→ **PROBLEM TO WORK ON**
From the listing below, extract each entry exactly as written, minus the images.

→ **ENTRIES PROVIDED**

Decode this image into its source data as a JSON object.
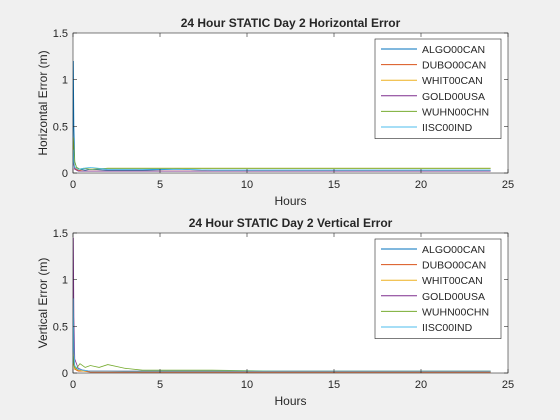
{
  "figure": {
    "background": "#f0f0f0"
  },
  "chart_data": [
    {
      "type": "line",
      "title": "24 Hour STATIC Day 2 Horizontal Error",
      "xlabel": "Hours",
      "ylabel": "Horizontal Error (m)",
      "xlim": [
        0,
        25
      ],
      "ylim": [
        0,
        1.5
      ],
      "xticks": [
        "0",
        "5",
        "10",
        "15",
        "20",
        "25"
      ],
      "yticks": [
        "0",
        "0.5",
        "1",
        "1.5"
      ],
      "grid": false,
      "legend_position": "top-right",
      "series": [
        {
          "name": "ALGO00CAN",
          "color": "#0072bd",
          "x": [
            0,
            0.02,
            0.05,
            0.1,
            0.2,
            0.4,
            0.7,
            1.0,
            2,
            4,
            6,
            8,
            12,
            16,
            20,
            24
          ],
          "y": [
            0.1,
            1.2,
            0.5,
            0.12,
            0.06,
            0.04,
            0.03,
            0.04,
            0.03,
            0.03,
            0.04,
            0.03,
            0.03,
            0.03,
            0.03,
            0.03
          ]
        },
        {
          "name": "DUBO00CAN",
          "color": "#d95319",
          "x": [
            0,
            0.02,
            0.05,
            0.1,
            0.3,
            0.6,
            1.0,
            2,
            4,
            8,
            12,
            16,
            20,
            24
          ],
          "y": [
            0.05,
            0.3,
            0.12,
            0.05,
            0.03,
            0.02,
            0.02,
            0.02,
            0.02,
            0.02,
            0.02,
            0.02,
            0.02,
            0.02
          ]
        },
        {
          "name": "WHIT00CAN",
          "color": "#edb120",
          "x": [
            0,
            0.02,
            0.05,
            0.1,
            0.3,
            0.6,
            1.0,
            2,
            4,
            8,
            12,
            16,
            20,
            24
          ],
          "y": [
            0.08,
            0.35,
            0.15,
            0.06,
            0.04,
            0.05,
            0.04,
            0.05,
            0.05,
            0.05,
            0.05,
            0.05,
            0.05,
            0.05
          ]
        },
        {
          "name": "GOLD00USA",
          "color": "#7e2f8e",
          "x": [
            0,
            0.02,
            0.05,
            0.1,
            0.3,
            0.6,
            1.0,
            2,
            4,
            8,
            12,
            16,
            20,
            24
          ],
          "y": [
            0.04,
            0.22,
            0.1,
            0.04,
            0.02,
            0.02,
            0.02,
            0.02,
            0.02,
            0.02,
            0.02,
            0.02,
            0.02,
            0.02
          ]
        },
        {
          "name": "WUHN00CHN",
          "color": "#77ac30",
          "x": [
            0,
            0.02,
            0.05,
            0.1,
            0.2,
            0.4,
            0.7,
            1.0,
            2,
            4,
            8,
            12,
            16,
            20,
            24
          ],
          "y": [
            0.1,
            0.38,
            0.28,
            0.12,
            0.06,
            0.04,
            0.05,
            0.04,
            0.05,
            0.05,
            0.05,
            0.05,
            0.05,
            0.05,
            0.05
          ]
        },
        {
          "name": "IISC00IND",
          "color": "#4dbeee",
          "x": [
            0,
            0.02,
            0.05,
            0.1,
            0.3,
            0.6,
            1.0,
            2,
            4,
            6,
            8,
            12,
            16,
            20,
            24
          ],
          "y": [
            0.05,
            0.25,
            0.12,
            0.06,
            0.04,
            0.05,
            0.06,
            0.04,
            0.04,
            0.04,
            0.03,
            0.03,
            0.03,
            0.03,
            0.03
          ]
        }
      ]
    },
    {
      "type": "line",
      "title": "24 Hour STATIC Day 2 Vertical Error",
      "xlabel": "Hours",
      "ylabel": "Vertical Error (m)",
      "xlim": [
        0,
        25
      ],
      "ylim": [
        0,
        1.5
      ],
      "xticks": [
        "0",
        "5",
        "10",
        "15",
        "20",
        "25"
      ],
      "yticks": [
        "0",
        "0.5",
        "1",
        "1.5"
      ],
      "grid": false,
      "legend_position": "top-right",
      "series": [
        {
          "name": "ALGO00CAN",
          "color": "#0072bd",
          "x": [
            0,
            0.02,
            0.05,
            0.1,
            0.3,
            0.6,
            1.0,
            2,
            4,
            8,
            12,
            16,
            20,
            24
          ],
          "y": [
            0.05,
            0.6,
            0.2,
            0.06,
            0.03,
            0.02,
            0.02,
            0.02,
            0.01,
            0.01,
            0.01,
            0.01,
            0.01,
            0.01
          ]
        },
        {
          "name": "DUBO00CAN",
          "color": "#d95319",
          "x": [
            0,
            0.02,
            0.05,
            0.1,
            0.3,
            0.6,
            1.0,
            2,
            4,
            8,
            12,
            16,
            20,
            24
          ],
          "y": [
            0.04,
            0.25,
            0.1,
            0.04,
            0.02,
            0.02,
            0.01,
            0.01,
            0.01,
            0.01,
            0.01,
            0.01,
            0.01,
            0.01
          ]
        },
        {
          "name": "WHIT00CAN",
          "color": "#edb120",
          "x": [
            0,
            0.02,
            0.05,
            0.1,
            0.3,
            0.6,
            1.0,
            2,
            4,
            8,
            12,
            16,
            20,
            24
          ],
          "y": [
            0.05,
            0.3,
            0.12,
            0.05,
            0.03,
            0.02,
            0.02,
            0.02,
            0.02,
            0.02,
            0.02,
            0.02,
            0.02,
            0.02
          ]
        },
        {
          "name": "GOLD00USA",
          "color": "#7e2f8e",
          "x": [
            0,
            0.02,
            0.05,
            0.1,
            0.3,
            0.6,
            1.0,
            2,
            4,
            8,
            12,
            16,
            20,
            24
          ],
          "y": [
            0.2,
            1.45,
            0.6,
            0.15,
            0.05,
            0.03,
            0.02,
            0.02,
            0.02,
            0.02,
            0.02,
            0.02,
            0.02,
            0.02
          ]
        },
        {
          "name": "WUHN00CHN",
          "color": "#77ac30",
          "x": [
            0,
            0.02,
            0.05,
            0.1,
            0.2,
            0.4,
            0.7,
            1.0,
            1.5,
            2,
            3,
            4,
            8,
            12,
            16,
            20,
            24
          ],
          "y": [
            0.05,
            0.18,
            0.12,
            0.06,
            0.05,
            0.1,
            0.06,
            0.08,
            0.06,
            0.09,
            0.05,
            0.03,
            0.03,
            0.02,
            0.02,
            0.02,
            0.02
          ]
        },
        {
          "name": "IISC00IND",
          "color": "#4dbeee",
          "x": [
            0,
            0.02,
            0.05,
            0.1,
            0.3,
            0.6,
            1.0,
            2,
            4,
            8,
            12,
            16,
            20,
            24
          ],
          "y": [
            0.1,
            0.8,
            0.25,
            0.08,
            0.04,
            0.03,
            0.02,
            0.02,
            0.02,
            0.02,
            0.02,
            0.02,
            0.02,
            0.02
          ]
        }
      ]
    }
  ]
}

→ **OUTPUT**
Decode this image into its source data as a JSON object.
{
  "figure": {
    "background": "#f0f0f0"
  },
  "chart_data": [
    {
      "type": "line",
      "title": "24 Hour STATIC Day 2 Horizontal Error",
      "xlabel": "Hours",
      "ylabel": "Horizontal Error (m)",
      "xlim": [
        0,
        25
      ],
      "ylim": [
        0,
        1.5
      ],
      "xticks": [
        "0",
        "5",
        "10",
        "15",
        "20",
        "25"
      ],
      "yticks": [
        "0",
        "0.5",
        "1",
        "1.5"
      ],
      "grid": false,
      "legend_position": "top-right",
      "series": [
        {
          "name": "ALGO00CAN",
          "color": "#0072bd",
          "x": [
            0,
            0.02,
            0.05,
            0.1,
            0.2,
            0.4,
            0.7,
            1.0,
            2,
            4,
            6,
            8,
            12,
            16,
            20,
            24
          ],
          "y": [
            0.1,
            1.2,
            0.5,
            0.12,
            0.06,
            0.04,
            0.03,
            0.04,
            0.03,
            0.03,
            0.04,
            0.03,
            0.03,
            0.03,
            0.03,
            0.03
          ]
        },
        {
          "name": "DUBO00CAN",
          "color": "#d95319",
          "x": [
            0,
            0.02,
            0.05,
            0.1,
            0.3,
            0.6,
            1.0,
            2,
            4,
            8,
            12,
            16,
            20,
            24
          ],
          "y": [
            0.05,
            0.3,
            0.12,
            0.05,
            0.03,
            0.02,
            0.02,
            0.02,
            0.02,
            0.02,
            0.02,
            0.02,
            0.02,
            0.02
          ]
        },
        {
          "name": "WHIT00CAN",
          "color": "#edb120",
          "x": [
            0,
            0.02,
            0.05,
            0.1,
            0.3,
            0.6,
            1.0,
            2,
            4,
            8,
            12,
            16,
            20,
            24
          ],
          "y": [
            0.08,
            0.35,
            0.15,
            0.06,
            0.04,
            0.05,
            0.04,
            0.05,
            0.05,
            0.05,
            0.05,
            0.05,
            0.05,
            0.05
          ]
        },
        {
          "name": "GOLD00USA",
          "color": "#7e2f8e",
          "x": [
            0,
            0.02,
            0.05,
            0.1,
            0.3,
            0.6,
            1.0,
            2,
            4,
            8,
            12,
            16,
            20,
            24
          ],
          "y": [
            0.04,
            0.22,
            0.1,
            0.04,
            0.02,
            0.02,
            0.02,
            0.02,
            0.02,
            0.02,
            0.02,
            0.02,
            0.02,
            0.02
          ]
        },
        {
          "name": "WUHN00CHN",
          "color": "#77ac30",
          "x": [
            0,
            0.02,
            0.05,
            0.1,
            0.2,
            0.4,
            0.7,
            1.0,
            2,
            4,
            8,
            12,
            16,
            20,
            24
          ],
          "y": [
            0.1,
            0.38,
            0.28,
            0.12,
            0.06,
            0.04,
            0.05,
            0.04,
            0.05,
            0.05,
            0.05,
            0.05,
            0.05,
            0.05,
            0.05
          ]
        },
        {
          "name": "IISC00IND",
          "color": "#4dbeee",
          "x": [
            0,
            0.02,
            0.05,
            0.1,
            0.3,
            0.6,
            1.0,
            2,
            4,
            6,
            8,
            12,
            16,
            20,
            24
          ],
          "y": [
            0.05,
            0.25,
            0.12,
            0.06,
            0.04,
            0.05,
            0.06,
            0.04,
            0.04,
            0.04,
            0.03,
            0.03,
            0.03,
            0.03,
            0.03
          ]
        }
      ]
    },
    {
      "type": "line",
      "title": "24 Hour STATIC Day 2 Vertical Error",
      "xlabel": "Hours",
      "ylabel": "Vertical Error (m)",
      "xlim": [
        0,
        25
      ],
      "ylim": [
        0,
        1.5
      ],
      "xticks": [
        "0",
        "5",
        "10",
        "15",
        "20",
        "25"
      ],
      "yticks": [
        "0",
        "0.5",
        "1",
        "1.5"
      ],
      "grid": false,
      "legend_position": "top-right",
      "series": [
        {
          "name": "ALGO00CAN",
          "color": "#0072bd",
          "x": [
            0,
            0.02,
            0.05,
            0.1,
            0.3,
            0.6,
            1.0,
            2,
            4,
            8,
            12,
            16,
            20,
            24
          ],
          "y": [
            0.05,
            0.6,
            0.2,
            0.06,
            0.03,
            0.02,
            0.02,
            0.02,
            0.01,
            0.01,
            0.01,
            0.01,
            0.01,
            0.01
          ]
        },
        {
          "name": "DUBO00CAN",
          "color": "#d95319",
          "x": [
            0,
            0.02,
            0.05,
            0.1,
            0.3,
            0.6,
            1.0,
            2,
            4,
            8,
            12,
            16,
            20,
            24
          ],
          "y": [
            0.04,
            0.25,
            0.1,
            0.04,
            0.02,
            0.02,
            0.01,
            0.01,
            0.01,
            0.01,
            0.01,
            0.01,
            0.01,
            0.01
          ]
        },
        {
          "name": "WHIT00CAN",
          "color": "#edb120",
          "x": [
            0,
            0.02,
            0.05,
            0.1,
            0.3,
            0.6,
            1.0,
            2,
            4,
            8,
            12,
            16,
            20,
            24
          ],
          "y": [
            0.05,
            0.3,
            0.12,
            0.05,
            0.03,
            0.02,
            0.02,
            0.02,
            0.02,
            0.02,
            0.02,
            0.02,
            0.02,
            0.02
          ]
        },
        {
          "name": "GOLD00USA",
          "color": "#7e2f8e",
          "x": [
            0,
            0.02,
            0.05,
            0.1,
            0.3,
            0.6,
            1.0,
            2,
            4,
            8,
            12,
            16,
            20,
            24
          ],
          "y": [
            0.2,
            1.45,
            0.6,
            0.15,
            0.05,
            0.03,
            0.02,
            0.02,
            0.02,
            0.02,
            0.02,
            0.02,
            0.02,
            0.02
          ]
        },
        {
          "name": "WUHN00CHN",
          "color": "#77ac30",
          "x": [
            0,
            0.02,
            0.05,
            0.1,
            0.2,
            0.4,
            0.7,
            1.0,
            1.5,
            2,
            3,
            4,
            8,
            12,
            16,
            20,
            24
          ],
          "y": [
            0.05,
            0.18,
            0.12,
            0.06,
            0.05,
            0.1,
            0.06,
            0.08,
            0.06,
            0.09,
            0.05,
            0.03,
            0.03,
            0.02,
            0.02,
            0.02,
            0.02
          ]
        },
        {
          "name": "IISC00IND",
          "color": "#4dbeee",
          "x": [
            0,
            0.02,
            0.05,
            0.1,
            0.3,
            0.6,
            1.0,
            2,
            4,
            8,
            12,
            16,
            20,
            24
          ],
          "y": [
            0.1,
            0.8,
            0.25,
            0.08,
            0.04,
            0.03,
            0.02,
            0.02,
            0.02,
            0.02,
            0.02,
            0.02,
            0.02,
            0.02
          ]
        }
      ]
    }
  ]
}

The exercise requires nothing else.